====== RECORD SET ======
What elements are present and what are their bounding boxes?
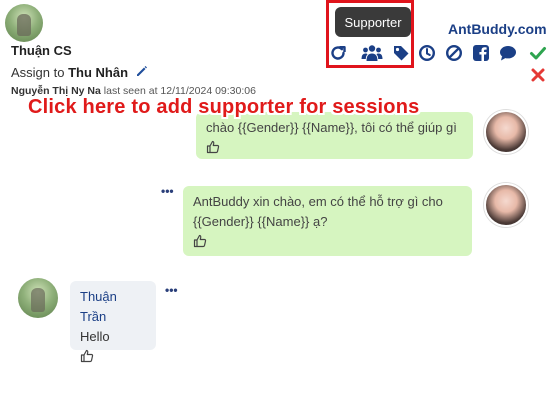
message-bubble: AntBuddy xin chào, em có thể hỗ trợ gì c…: [183, 186, 472, 256]
avatar: [5, 4, 43, 42]
assign-row: Assign to Thu Nhân: [11, 65, 148, 80]
like-icon[interactable]: [193, 234, 207, 248]
facebook-icon[interactable]: [472, 44, 490, 62]
message-menu-icon[interactable]: •••: [165, 283, 178, 297]
sender-name: Thuận Trần: [80, 289, 117, 324]
user-name: Thuận CS: [11, 43, 72, 58]
agent-avatar: [484, 110, 528, 154]
message-bubble: chào {{Gender}} {{Name}}, tôi có thể giú…: [196, 112, 473, 159]
customer-avatar: [18, 278, 58, 318]
annotation-text: Click here to add supporter for sessions: [28, 96, 420, 118]
message-menu-icon[interactable]: •••: [161, 184, 174, 198]
check-icon[interactable]: [529, 44, 547, 62]
like-icon[interactable]: [80, 349, 94, 363]
pencil-icon[interactable]: [136, 65, 148, 80]
block-icon[interactable]: [445, 44, 463, 62]
assign-label: Assign to: [11, 65, 65, 80]
close-icon[interactable]: [529, 66, 547, 84]
tag-icon[interactable]: [392, 44, 410, 62]
message-text-line2: {{Gender}} {{Name}} ạ?: [193, 214, 328, 229]
brand-logo: AntBuddy.com: [448, 21, 547, 37]
supporter-icon[interactable]: [361, 44, 383, 62]
message-bubble: Thuận Trần Hello: [70, 281, 156, 363]
assignee-name: Thu Nhân: [68, 65, 129, 80]
history-icon[interactable]: [418, 44, 436, 62]
message-text: chào {{Gender}} {{Name}}, tôi có thể giú…: [206, 120, 457, 135]
refresh-icon[interactable]: [329, 44, 347, 62]
message-text: Hello: [80, 329, 110, 344]
chat-icon[interactable]: [499, 44, 517, 62]
like-icon[interactable]: [206, 140, 220, 154]
message-text-line1: AntBuddy xin chào, em có thể hỗ trợ gì c…: [193, 194, 443, 209]
agent-avatar: [484, 183, 528, 227]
======
**SET PROBLEM:**
Rewrite the record lines from the one containing "message-bubble: AntBuddy xin" through the one containing "check-icon[interactable]: [529, 44, 547, 62]", inclusive, as a numbered list with any blank lines left out.

**TASK ANSWER:**
1. message-bubble: AntBuddy xin chào, em có thể hỗ trợ gì c…: [183, 186, 472, 256]
2. avatar: [5, 4, 43, 42]
3. assign-row: Assign to Thu Nhân: [11, 65, 148, 80]
4. like-icon[interactable]: [193, 234, 207, 248]
5. facebook-icon[interactable]: [472, 44, 490, 62]
6. message-menu-icon[interactable]: •••: [165, 283, 178, 297]
7. sender-name: Thuận Trần: [80, 289, 117, 324]
8. user-name: Thuận CS: [11, 43, 72, 58]
9. agent-avatar: [484, 110, 528, 154]
10. message-bubble: chào {{Gender}} {{Name}}, tôi có thể giú…: [196, 112, 473, 159]
11. customer-avatar: [18, 278, 58, 318]
12. annotation-text: Click here to add supporter for sessions: [28, 96, 420, 118]
13. message-menu-icon[interactable]: •••: [161, 184, 174, 198]
14. check-icon[interactable]: [529, 44, 547, 62]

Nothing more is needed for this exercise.